Data records:
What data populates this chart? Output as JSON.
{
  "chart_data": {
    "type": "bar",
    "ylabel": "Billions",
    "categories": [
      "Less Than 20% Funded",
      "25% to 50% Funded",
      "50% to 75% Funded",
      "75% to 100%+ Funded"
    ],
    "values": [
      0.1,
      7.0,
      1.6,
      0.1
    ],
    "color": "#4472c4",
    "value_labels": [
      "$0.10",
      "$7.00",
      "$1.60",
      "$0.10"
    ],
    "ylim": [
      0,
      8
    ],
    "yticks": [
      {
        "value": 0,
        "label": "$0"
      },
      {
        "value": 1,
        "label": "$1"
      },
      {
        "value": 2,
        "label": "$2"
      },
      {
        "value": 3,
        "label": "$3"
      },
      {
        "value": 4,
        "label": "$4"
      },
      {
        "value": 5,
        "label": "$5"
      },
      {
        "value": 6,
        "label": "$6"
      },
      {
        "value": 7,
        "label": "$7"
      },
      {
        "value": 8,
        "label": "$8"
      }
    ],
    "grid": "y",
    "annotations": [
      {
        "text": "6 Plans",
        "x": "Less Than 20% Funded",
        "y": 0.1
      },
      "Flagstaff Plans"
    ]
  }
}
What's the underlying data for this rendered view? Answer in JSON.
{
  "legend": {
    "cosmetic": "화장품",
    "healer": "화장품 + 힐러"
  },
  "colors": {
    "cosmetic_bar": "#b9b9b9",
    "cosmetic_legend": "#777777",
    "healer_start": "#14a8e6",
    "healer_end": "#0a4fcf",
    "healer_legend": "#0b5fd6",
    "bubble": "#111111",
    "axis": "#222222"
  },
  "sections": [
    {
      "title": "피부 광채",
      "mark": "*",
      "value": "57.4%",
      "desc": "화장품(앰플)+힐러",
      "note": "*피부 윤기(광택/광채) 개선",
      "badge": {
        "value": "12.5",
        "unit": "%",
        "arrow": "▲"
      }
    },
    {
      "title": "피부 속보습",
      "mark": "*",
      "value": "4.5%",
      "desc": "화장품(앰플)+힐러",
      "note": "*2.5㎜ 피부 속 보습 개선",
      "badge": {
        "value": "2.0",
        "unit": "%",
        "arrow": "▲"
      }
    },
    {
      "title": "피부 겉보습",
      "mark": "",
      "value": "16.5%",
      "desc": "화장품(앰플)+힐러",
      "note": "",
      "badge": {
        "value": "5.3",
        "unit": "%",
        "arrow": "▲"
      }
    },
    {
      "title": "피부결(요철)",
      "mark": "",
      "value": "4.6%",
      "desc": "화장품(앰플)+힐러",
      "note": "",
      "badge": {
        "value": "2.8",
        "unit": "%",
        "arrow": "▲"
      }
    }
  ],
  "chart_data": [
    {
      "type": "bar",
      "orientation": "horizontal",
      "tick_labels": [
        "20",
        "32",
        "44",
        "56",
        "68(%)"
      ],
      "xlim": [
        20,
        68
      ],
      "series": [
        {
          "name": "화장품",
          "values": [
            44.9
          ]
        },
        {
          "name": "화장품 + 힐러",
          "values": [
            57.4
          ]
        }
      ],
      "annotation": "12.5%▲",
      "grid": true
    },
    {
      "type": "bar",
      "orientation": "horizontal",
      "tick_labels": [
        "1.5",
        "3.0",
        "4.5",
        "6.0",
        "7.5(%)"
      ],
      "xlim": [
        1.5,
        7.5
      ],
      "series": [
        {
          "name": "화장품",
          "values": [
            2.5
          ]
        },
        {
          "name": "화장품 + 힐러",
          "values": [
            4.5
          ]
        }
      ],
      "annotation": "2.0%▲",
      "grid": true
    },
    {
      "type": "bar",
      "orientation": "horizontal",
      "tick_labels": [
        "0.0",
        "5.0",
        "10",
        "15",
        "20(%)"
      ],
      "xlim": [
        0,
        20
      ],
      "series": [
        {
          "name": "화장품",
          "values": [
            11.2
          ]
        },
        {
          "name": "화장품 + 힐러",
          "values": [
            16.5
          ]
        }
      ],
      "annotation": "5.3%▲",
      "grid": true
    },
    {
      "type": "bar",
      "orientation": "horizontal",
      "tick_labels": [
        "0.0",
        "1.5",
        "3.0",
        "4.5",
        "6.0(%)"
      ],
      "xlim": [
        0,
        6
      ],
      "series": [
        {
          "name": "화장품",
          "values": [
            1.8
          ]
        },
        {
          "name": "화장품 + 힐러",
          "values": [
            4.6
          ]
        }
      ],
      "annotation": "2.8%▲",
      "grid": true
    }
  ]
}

**Stated goal:**
Identify the lines above with the word "this". Copy them.

**Exercise response:**
What data populates this chart? Output as JSON.
What's the underlying data for this rendered view? Answer in JSON.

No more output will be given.